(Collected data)
====

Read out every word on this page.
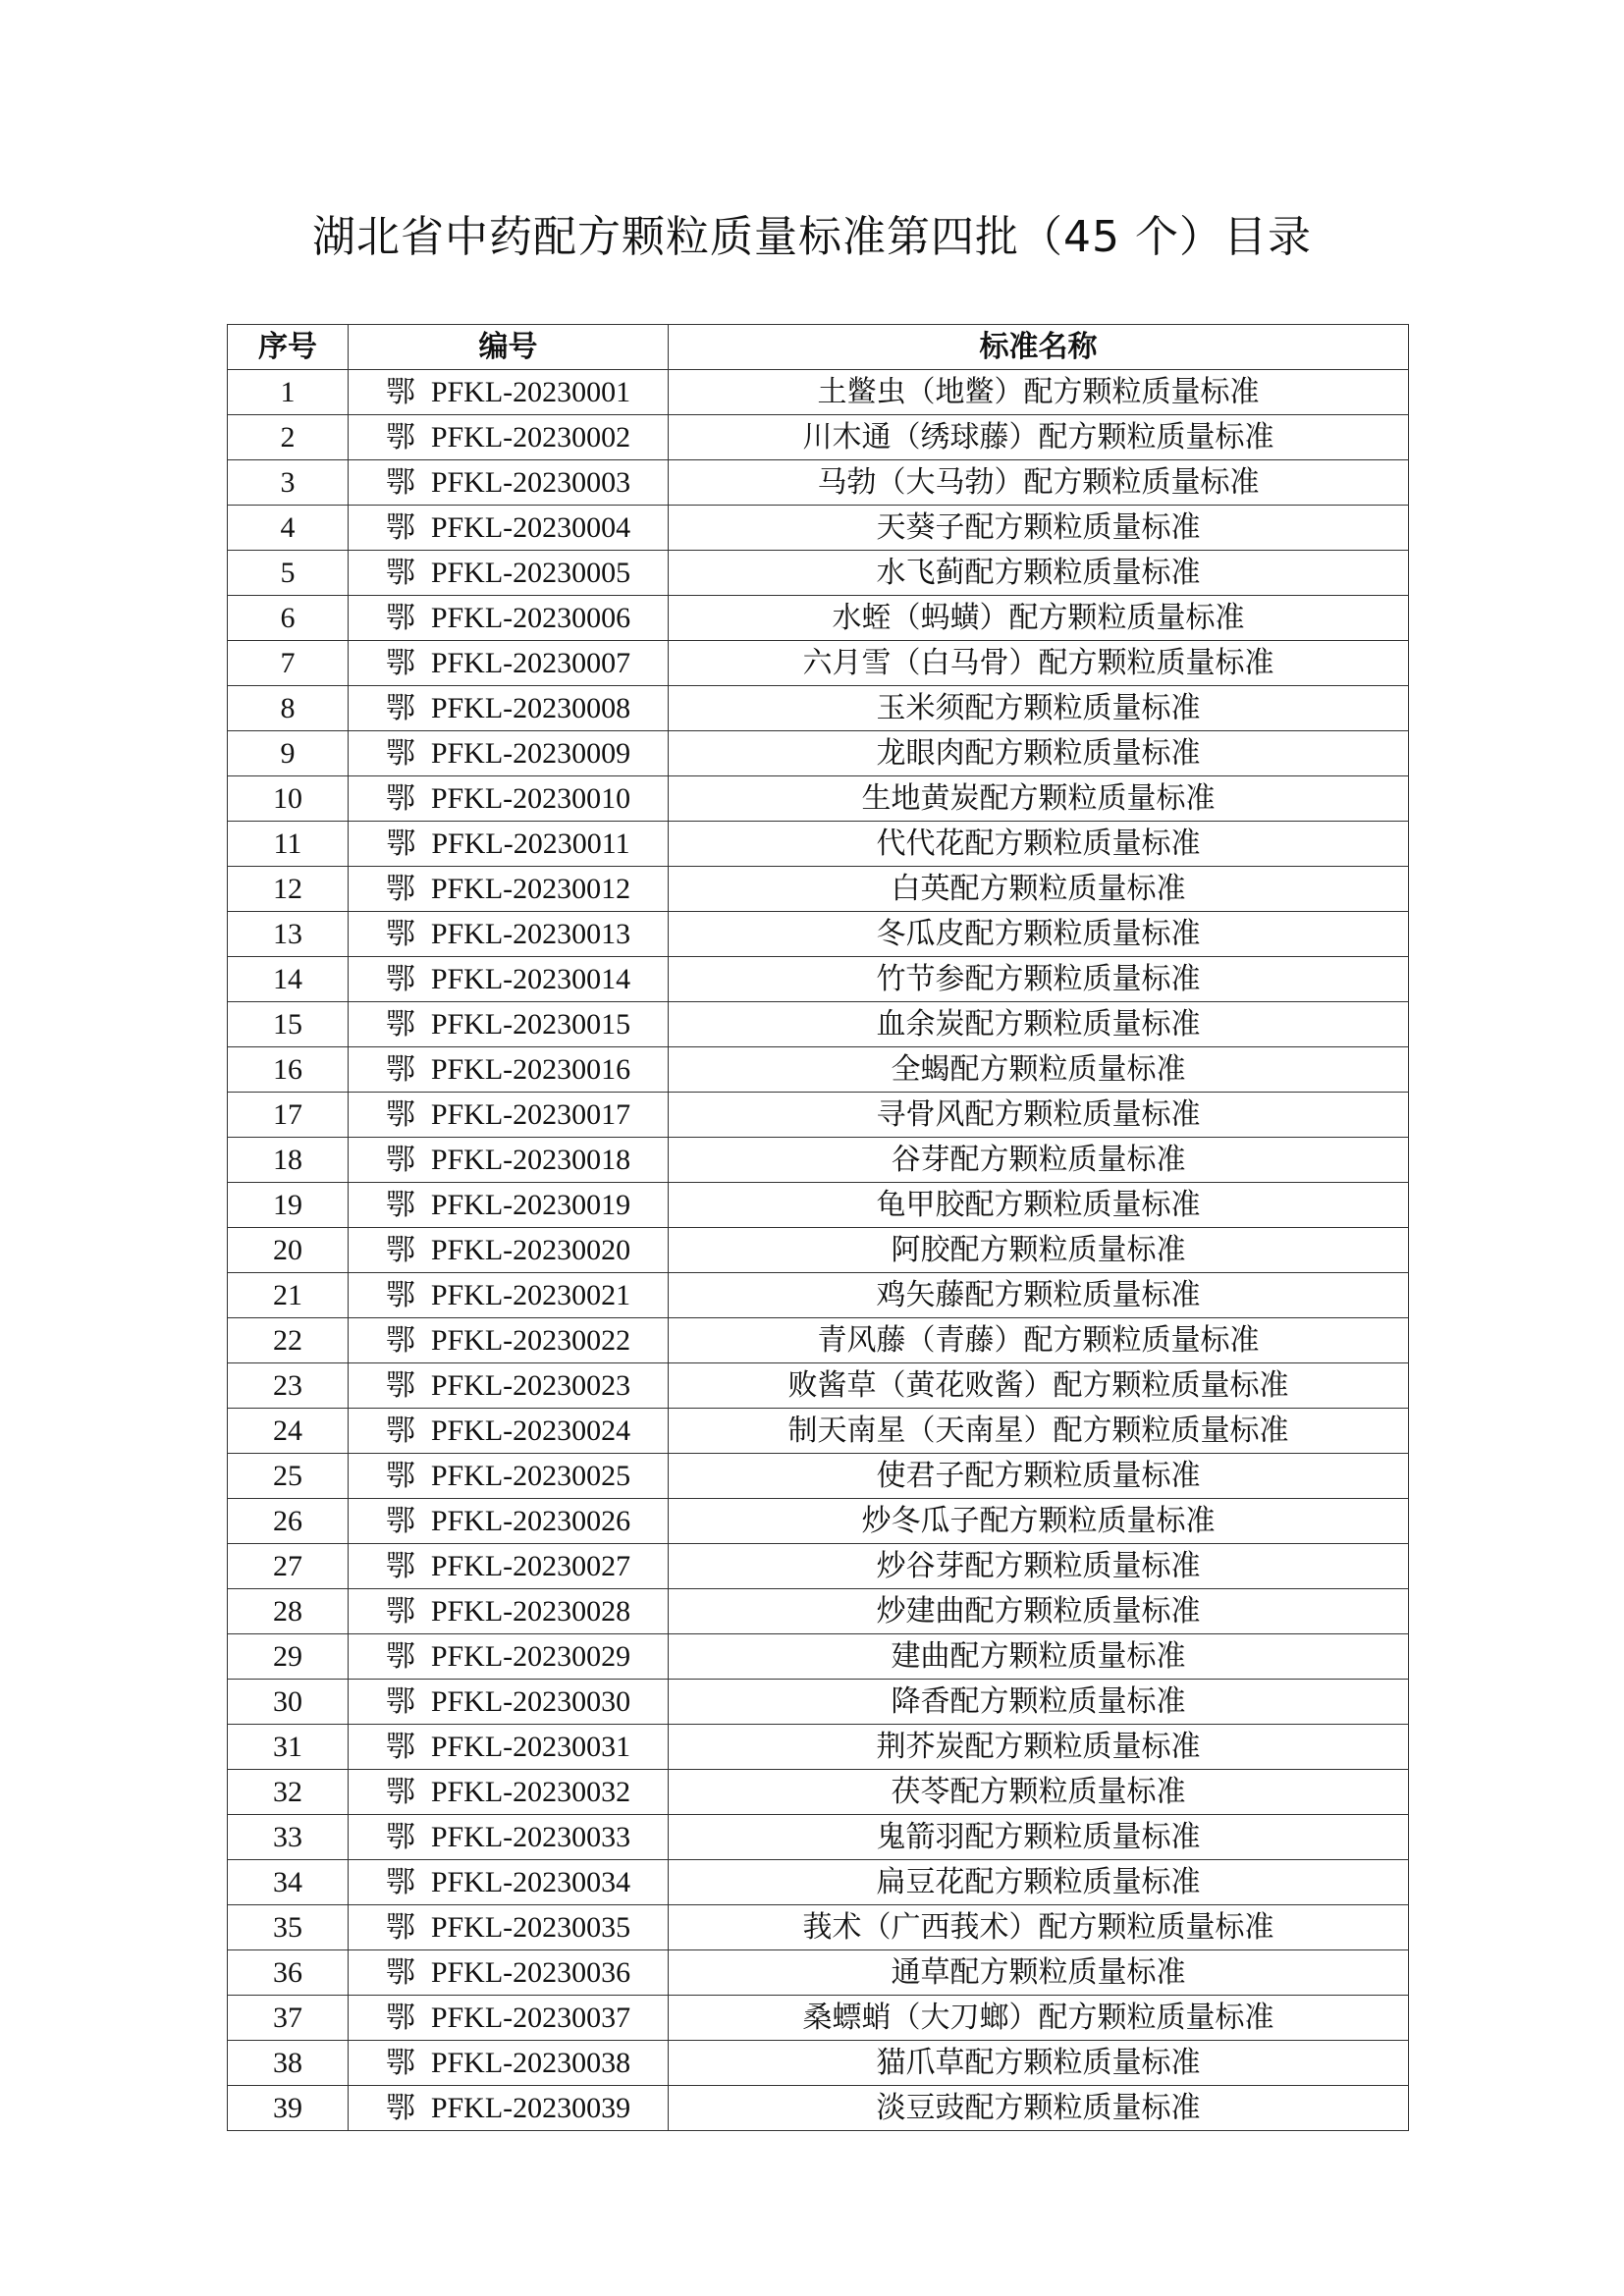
湖北省中药配方颗粒质量标准第四批（45 个）目录
序号	编号	标准名称
1	鄂 PFKL-20230001	土鳖虫（地鳖）配方颗粒质量标准
2	鄂 PFKL-20230002	川木通（绣球藤）配方颗粒质量标准
3	鄂 PFKL-20230003	马勃（大马勃）配方颗粒质量标准
4	鄂 PFKL-20230004	天葵子配方颗粒质量标准
5	鄂 PFKL-20230005	水飞蓟配方颗粒质量标准
6	鄂 PFKL-20230006	水蛭（蚂蟥）配方颗粒质量标准
7	鄂 PFKL-20230007	六月雪（白马骨）配方颗粒质量标准
8	鄂 PFKL-20230008	玉米须配方颗粒质量标准
9	鄂 PFKL-20230009	龙眼肉配方颗粒质量标准
10	鄂 PFKL-20230010	生地黄炭配方颗粒质量标准
11	鄂 PFKL-20230011	代代花配方颗粒质量标准
12	鄂 PFKL-20230012	白英配方颗粒质量标准
13	鄂 PFKL-20230013	冬瓜皮配方颗粒质量标准
14	鄂 PFKL-20230014	竹节参配方颗粒质量标准
15	鄂 PFKL-20230015	血余炭配方颗粒质量标准
16	鄂 PFKL-20230016	全蝎配方颗粒质量标准
17	鄂 PFKL-20230017	寻骨风配方颗粒质量标准
18	鄂 PFKL-20230018	谷芽配方颗粒质量标准
19	鄂 PFKL-20230019	龟甲胶配方颗粒质量标准
20	鄂 PFKL-20230020	阿胶配方颗粒质量标准
21	鄂 PFKL-20230021	鸡矢藤配方颗粒质量标准
22	鄂 PFKL-20230022	青风藤（青藤）配方颗粒质量标准
23	鄂 PFKL-20230023	败酱草（黄花败酱）配方颗粒质量标准
24	鄂 PFKL-20230024	制天南星（天南星）配方颗粒质量标准
25	鄂 PFKL-20230025	使君子配方颗粒质量标准
26	鄂 PFKL-20230026	炒冬瓜子配方颗粒质量标准
27	鄂 PFKL-20230027	炒谷芽配方颗粒质量标准
28	鄂 PFKL-20230028	炒建曲配方颗粒质量标准
29	鄂 PFKL-20230029	建曲配方颗粒质量标准
30	鄂 PFKL-20230030	降香配方颗粒质量标准
31	鄂 PFKL-20230031	荆芥炭配方颗粒质量标准
32	鄂 PFKL-20230032	茯苓配方颗粒质量标准
33	鄂 PFKL-20230033	鬼箭羽配方颗粒质量标准
34	鄂 PFKL-20230034	扁豆花配方颗粒质量标准
35	鄂 PFKL-20230035	莪术（广西莪术）配方颗粒质量标准
36	鄂 PFKL-20230036	通草配方颗粒质量标准
37	鄂 PFKL-20230037	桑螵蛸（大刀螂）配方颗粒质量标准
38	鄂 PFKL-20230038	猫爪草配方颗粒质量标准
39	鄂 PFKL-20230039	淡豆豉配方颗粒质量标准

====

# [Prompt]
Transcribe all of the material exactly, leaving out whatever pictures it contains.

# [Task result]
Read out every word on this page.
湖北省中药配方颗粒质量标准第四批（45 个）目录
序号	编号	标准名称
1	鄂 PFKL-20230001	土鳖虫（地鳖）配方颗粒质量标准
2	鄂 PFKL-20230002	川木通（绣球藤）配方颗粒质量标准
3	鄂 PFKL-20230003	马勃（大马勃）配方颗粒质量标准
4	鄂 PFKL-20230004	天葵子配方颗粒质量标准
5	鄂 PFKL-20230005	水飞蓟配方颗粒质量标准
6	鄂 PFKL-20230006	水蛭（蚂蟥）配方颗粒质量标准
7	鄂 PFKL-20230007	六月雪（白马骨）配方颗粒质量标准
8	鄂 PFKL-20230008	玉米须配方颗粒质量标准
9	鄂 PFKL-20230009	龙眼肉配方颗粒质量标准
10	鄂 PFKL-20230010	生地黄炭配方颗粒质量标准
11	鄂 PFKL-20230011	代代花配方颗粒质量标准
12	鄂 PFKL-20230012	白英配方颗粒质量标准
13	鄂 PFKL-20230013	冬瓜皮配方颗粒质量标准
14	鄂 PFKL-20230014	竹节参配方颗粒质量标准
15	鄂 PFKL-20230015	血余炭配方颗粒质量标准
16	鄂 PFKL-20230016	全蝎配方颗粒质量标准
17	鄂 PFKL-20230017	寻骨风配方颗粒质量标准
18	鄂 PFKL-20230018	谷芽配方颗粒质量标准
19	鄂 PFKL-20230019	龟甲胶配方颗粒质量标准
20	鄂 PFKL-20230020	阿胶配方颗粒质量标准
21	鄂 PFKL-20230021	鸡矢藤配方颗粒质量标准
22	鄂 PFKL-20230022	青风藤（青藤）配方颗粒质量标准
23	鄂 PFKL-20230023	败酱草（黄花败酱）配方颗粒质量标准
24	鄂 PFKL-20230024	制天南星（天南星）配方颗粒质量标准
25	鄂 PFKL-20230025	使君子配方颗粒质量标准
26	鄂 PFKL-20230026	炒冬瓜子配方颗粒质量标准
27	鄂 PFKL-20230027	炒谷芽配方颗粒质量标准
28	鄂 PFKL-20230028	炒建曲配方颗粒质量标准
29	鄂 PFKL-20230029	建曲配方颗粒质量标准
30	鄂 PFKL-20230030	降香配方颗粒质量标准
31	鄂 PFKL-20230031	荆芥炭配方颗粒质量标准
32	鄂 PFKL-20230032	茯苓配方颗粒质量标准
33	鄂 PFKL-20230033	鬼箭羽配方颗粒质量标准
34	鄂 PFKL-20230034	扁豆花配方颗粒质量标准
35	鄂 PFKL-20230035	莪术（广西莪术）配方颗粒质量标准
36	鄂 PFKL-20230036	通草配方颗粒质量标准
37	鄂 PFKL-20230037	桑螵蛸（大刀螂）配方颗粒质量标准
38	鄂 PFKL-20230038	猫爪草配方颗粒质量标准
39	鄂 PFKL-20230039	淡豆豉配方颗粒质量标准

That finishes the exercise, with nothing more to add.